== SUPPLIED RECORDS ==
:::::
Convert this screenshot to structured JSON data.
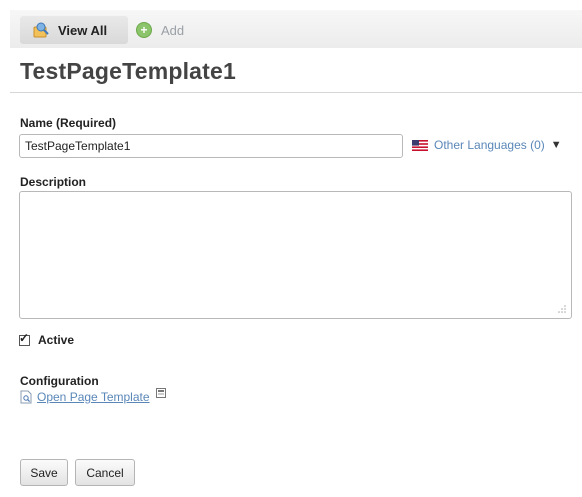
{
  "toolbar": {
    "view_all_label": "View All",
    "add_label": "Add",
    "view_all_icon": "view-all-icon",
    "add_icon": "plus-circle-icon"
  },
  "page": {
    "title": "TestPageTemplate1"
  },
  "form": {
    "name_label": "Name (Required)",
    "name_value": "TestPageTemplate1",
    "other_languages_label": "Other Languages (0)",
    "flag_icon": "us-flag-icon",
    "description_label": "Description",
    "description_value": "",
    "active_label": "Active",
    "active_checked": true,
    "configuration_label": "Configuration",
    "open_page_template_label": "Open Page Template"
  },
  "actions": {
    "save_label": "Save",
    "cancel_label": "Cancel"
  },
  "colors": {
    "link": "#5a87b8",
    "title": "#444444",
    "add_disabled": "#9aa0a6",
    "plus_green": "#8bc46a"
  }
}
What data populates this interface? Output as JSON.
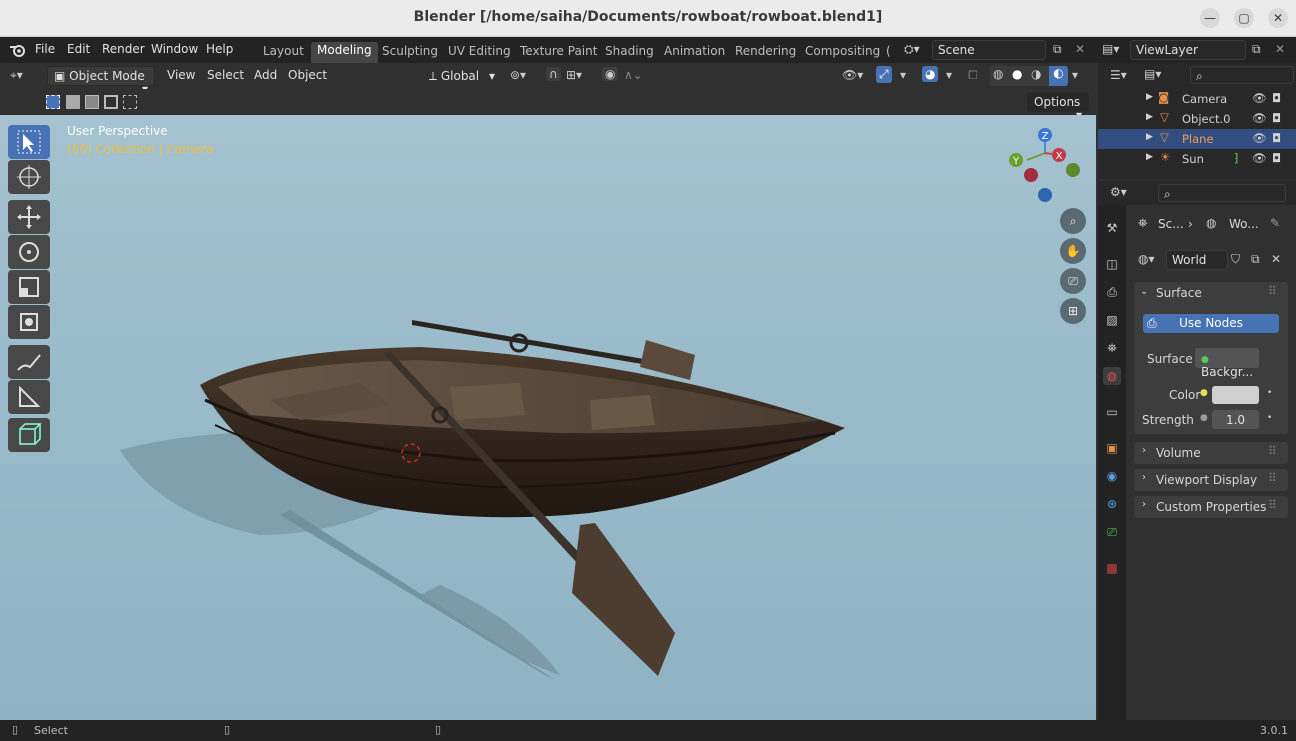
{
  "window": {
    "title": "Blender [/home/saiha/Documents/rowboat/rowboat.blend1]"
  },
  "menus": [
    "File",
    "Edit",
    "Render",
    "Window",
    "Help"
  ],
  "workspaces": [
    "Layout",
    "Modeling",
    "Sculpting",
    "UV Editing",
    "Texture Paint",
    "Shading",
    "Animation",
    "Rendering",
    "Compositing",
    "("
  ],
  "active_workspace": "Modeling",
  "scene": {
    "name": "Scene"
  },
  "view_layer": {
    "name": "ViewLayer"
  },
  "viewport_header": {
    "mode": "Object Mode",
    "menus": [
      "View",
      "Select",
      "Add",
      "Object"
    ],
    "orientation": "Global",
    "options_label": "Options"
  },
  "viewport": {
    "perspective": "User Perspective",
    "collection_info": "(60) Collection | Camera",
    "gizmo_axes": {
      "x": "X",
      "y": "Y",
      "z": "Z"
    }
  },
  "outliner": {
    "items": [
      {
        "name": "Camera",
        "icon": "camera-icon",
        "selected": false
      },
      {
        "name": "Object.0",
        "icon": "mesh-icon",
        "selected": false
      },
      {
        "name": "Plane",
        "icon": "mesh-icon",
        "selected": true
      },
      {
        "name": "Sun",
        "icon": "light-icon",
        "selected": false
      }
    ]
  },
  "properties": {
    "breadcrumb": {
      "scene": "Sc...",
      "world": "Wo..."
    },
    "world_name": "World",
    "surface_panel": "Surface",
    "use_nodes": "Use Nodes",
    "surface_label": "Surface",
    "surface_value": "Backgr...",
    "color_label": "Color",
    "strength_label": "Strength",
    "strength_value": "1.0",
    "collapsed_panels": [
      "Volume",
      "Viewport Display",
      "Custom Properties"
    ]
  },
  "statusbar": {
    "left": "Select",
    "version": "3.0.1"
  },
  "colors": {
    "accent": "#4772b3",
    "selected_row": "#334d80",
    "collection_text": "#f0c040"
  }
}
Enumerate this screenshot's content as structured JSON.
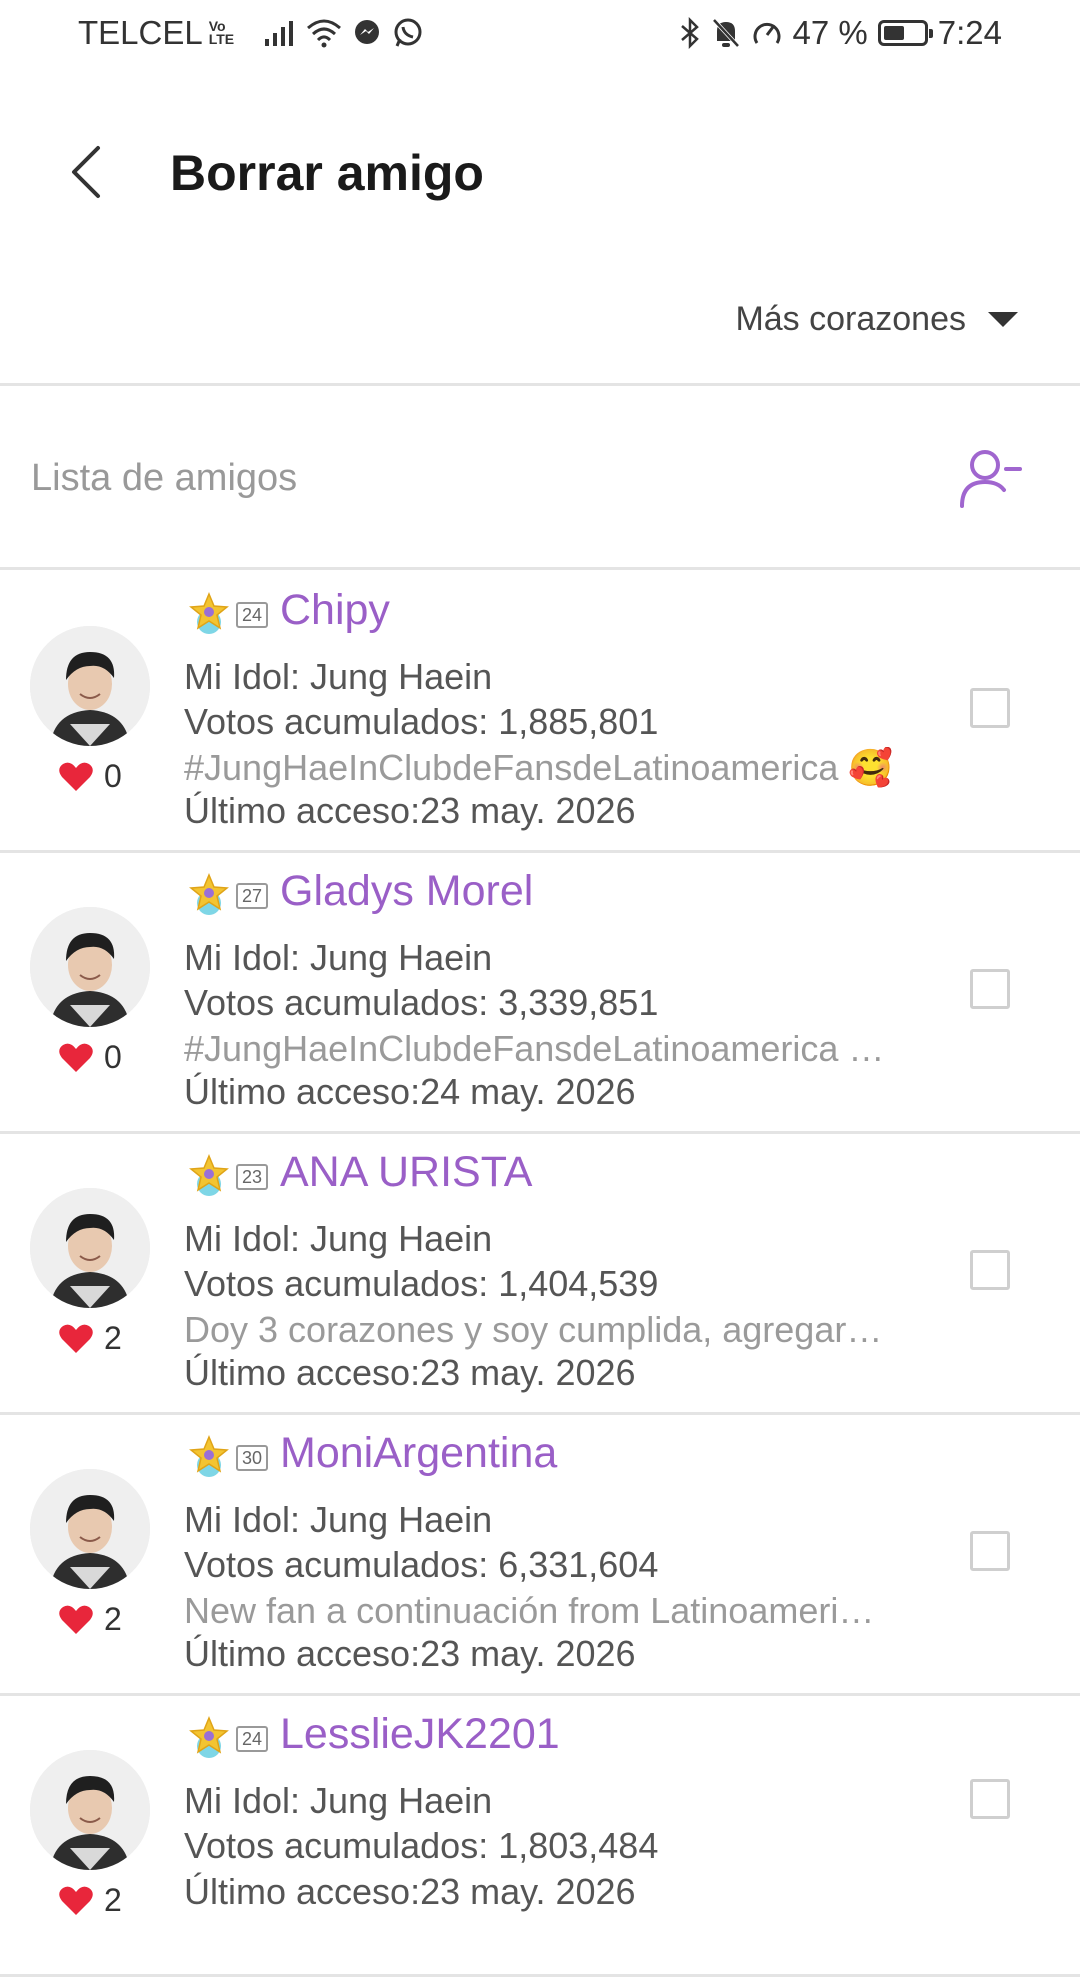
{
  "status": {
    "carrier": "TELCEL",
    "volte_top": "Vo",
    "volte_bottom": "LTE",
    "battery": "47 %",
    "time": "7:24",
    "battery_level": 0.47
  },
  "header": {
    "title": "Borrar amigo"
  },
  "sort": {
    "label": "Más corazones"
  },
  "list": {
    "label": "Lista de amigos"
  },
  "friends": [
    {
      "level": "24",
      "name": "Chipy",
      "hearts": "0",
      "idol": "Mi Idol: Jung Haein",
      "votes": "Votos acumulados: 1,885,801",
      "motto": "#JungHaeInClubdeFansdeLatinoamerica 🥰",
      "last": "Último acceso:23 may. 2026"
    },
    {
      "level": "27",
      "name": "Gladys Morel",
      "hearts": "0",
      "idol": "Mi Idol: Jung Haein",
      "votes": "Votos acumulados: 3,339,851",
      "motto": "#JungHaeInClubdeFansdeLatinoamerica …",
      "last": "Último acceso:24 may. 2026"
    },
    {
      "level": "23",
      "name": "ANA URISTA",
      "hearts": "2",
      "idol": "Mi Idol: Jung Haein",
      "votes": "Votos acumulados: 1,404,539",
      "motto": "Doy 3 corazones y soy cumplida, agregar…",
      "last": "Último acceso:23 may. 2026"
    },
    {
      "level": "30",
      "name": "MoniArgentina",
      "hearts": "2",
      "idol": "Mi Idol: Jung Haein",
      "votes": "Votos acumulados: 6,331,604",
      "motto": "New fan a continuación from Latinoameri…",
      "last": "Último acceso:23 may. 2026"
    },
    {
      "level": "24",
      "name": "LesslieJK2201",
      "hearts": "2",
      "idol": "Mi Idol: Jung Haein",
      "votes": "Votos acumulados: 1,803,484",
      "motto": "",
      "last": "Último acceso:23 may. 2026"
    }
  ],
  "colors": {
    "accent": "#9a5fc7",
    "heart": "#e8263b"
  }
}
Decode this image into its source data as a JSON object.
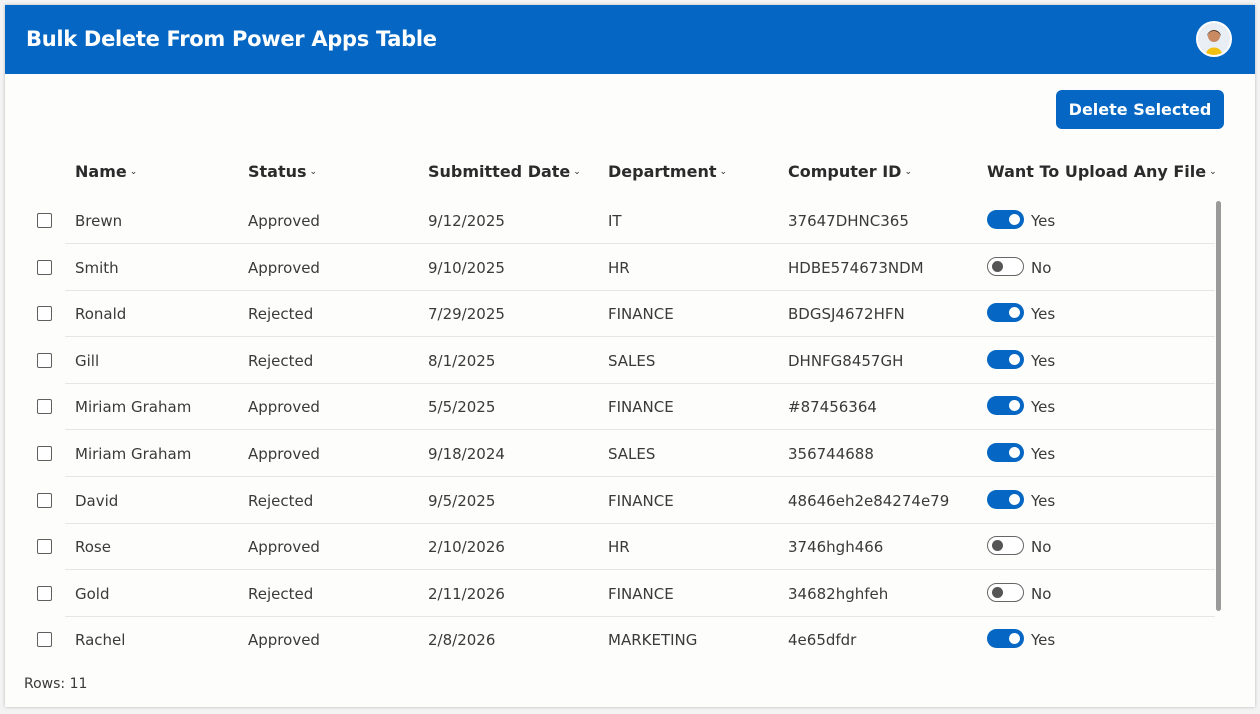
{
  "header": {
    "title": "Bulk Delete From Power Apps Table",
    "avatar_icon": "user-avatar"
  },
  "toolbar": {
    "delete_label": "Delete Selected"
  },
  "colors": {
    "brand": "#0567c3",
    "background": "#fdfdfc"
  },
  "table": {
    "columns": [
      "Name",
      "Status",
      "Submitted Date",
      "Department",
      "Computer ID",
      "Want To Upload Any File"
    ],
    "rows": [
      {
        "name": "Brewn",
        "status": "Approved",
        "date": "9/12/2025",
        "dept": "IT",
        "computer_id": "37647DHNC365",
        "upload": true,
        "upload_label": "Yes"
      },
      {
        "name": "Smith",
        "status": "Approved",
        "date": "9/10/2025",
        "dept": "HR",
        "computer_id": "HDBE574673NDM",
        "upload": false,
        "upload_label": "No"
      },
      {
        "name": "Ronald",
        "status": "Rejected",
        "date": "7/29/2025",
        "dept": "FINANCE",
        "computer_id": "BDGSJ4672HFN",
        "upload": true,
        "upload_label": "Yes"
      },
      {
        "name": "Gill",
        "status": "Rejected",
        "date": "8/1/2025",
        "dept": "SALES",
        "computer_id": "DHNFG8457GH",
        "upload": true,
        "upload_label": "Yes"
      },
      {
        "name": "Miriam Graham",
        "status": "Approved",
        "date": "5/5/2025",
        "dept": "FINANCE",
        "computer_id": "#87456364",
        "upload": true,
        "upload_label": "Yes"
      },
      {
        "name": "Miriam Graham",
        "status": "Approved",
        "date": "9/18/2024",
        "dept": "SALES",
        "computer_id": "356744688",
        "upload": true,
        "upload_label": "Yes"
      },
      {
        "name": "David",
        "status": "Rejected",
        "date": "9/5/2025",
        "dept": "FINANCE",
        "computer_id": "48646eh2e84274e79",
        "upload": true,
        "upload_label": "Yes"
      },
      {
        "name": "Rose",
        "status": "Approved",
        "date": "2/10/2026",
        "dept": "HR",
        "computer_id": "3746hgh466",
        "upload": false,
        "upload_label": "No"
      },
      {
        "name": "Gold",
        "status": "Rejected",
        "date": "2/11/2026",
        "dept": "FINANCE",
        "computer_id": "34682hghfeh",
        "upload": false,
        "upload_label": "No"
      },
      {
        "name": "Rachel",
        "status": "Approved",
        "date": "2/8/2026",
        "dept": "MARKETING",
        "computer_id": "4e65dfdr",
        "upload": true,
        "upload_label": "Yes"
      }
    ]
  },
  "footer": {
    "rows_count": "Rows: 11"
  }
}
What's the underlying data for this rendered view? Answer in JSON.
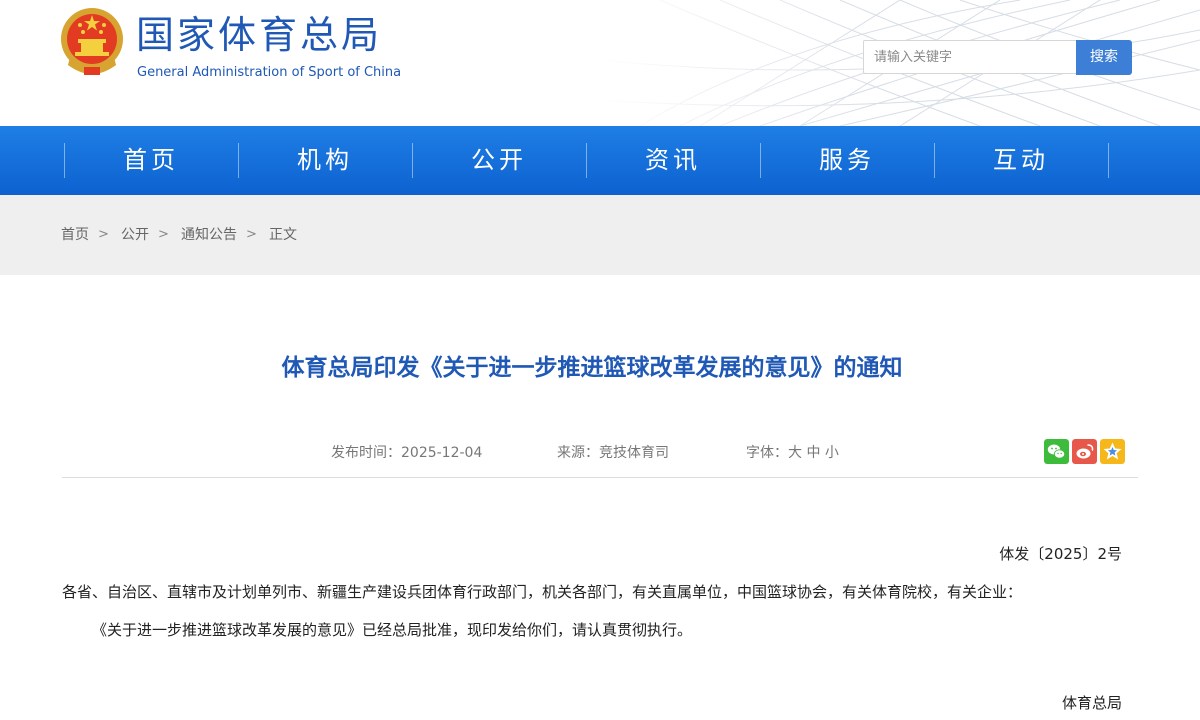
{
  "site": {
    "name_cn": "国家体育总局",
    "name_en": "General Administration of Sport of China"
  },
  "search": {
    "placeholder": "请输入关键字",
    "button_label": "搜索"
  },
  "nav": [
    "首页",
    "机构",
    "公开",
    "资讯",
    "服务",
    "互动"
  ],
  "breadcrumb": {
    "items": [
      "首页",
      "公开",
      "通知公告",
      "正文"
    ],
    "separator": ">"
  },
  "article": {
    "title": "体育总局印发《关于进一步推进篮球改革发展的意见》的通知",
    "meta": {
      "publish_time": "发布时间：2025-12-04",
      "source": "来源：竞技体育司",
      "font_label": "字体：",
      "font_sizes": [
        "大",
        "中",
        "小"
      ]
    },
    "doc_number": "体发〔2025〕2号",
    "recipients": "各省、自治区、直辖市及计划单列市、新疆生产建设兵团体育行政部门，机关各部门，有关直属单位，中国篮球协会，有关体育院校，有关企业：",
    "body_paragraph": "《关于进一步推进篮球改革发展的意见》已经总局批准，现印发给你们，请认真贯彻执行。",
    "signature": "体育总局"
  },
  "share_icons": [
    "wechat-icon",
    "weibo-icon",
    "qzone-icon"
  ],
  "colors": {
    "brand_blue": "#1f58b5",
    "nav_blue": "#1273dd",
    "search_button": "#3d7fd6",
    "breadcrumb_bg": "#efefef",
    "wechat_green": "#3dbb3b",
    "weibo_red": "#e8584a",
    "qzone_yellow": "#f5b71a"
  }
}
:::::
== WHAT NEEDS TO BE DONE ==
Show every line above in which the word "JSON" occurs.

== WRITTEN RESPONSE ==
Convert this screenshot to structured JSON data.
What data populates this interface? Output as JSON.
Enumerate this screenshot's content as structured JSON.
Decode this image into its source data as a JSON object.
What's the underlying data for this rendered view? Answer in JSON.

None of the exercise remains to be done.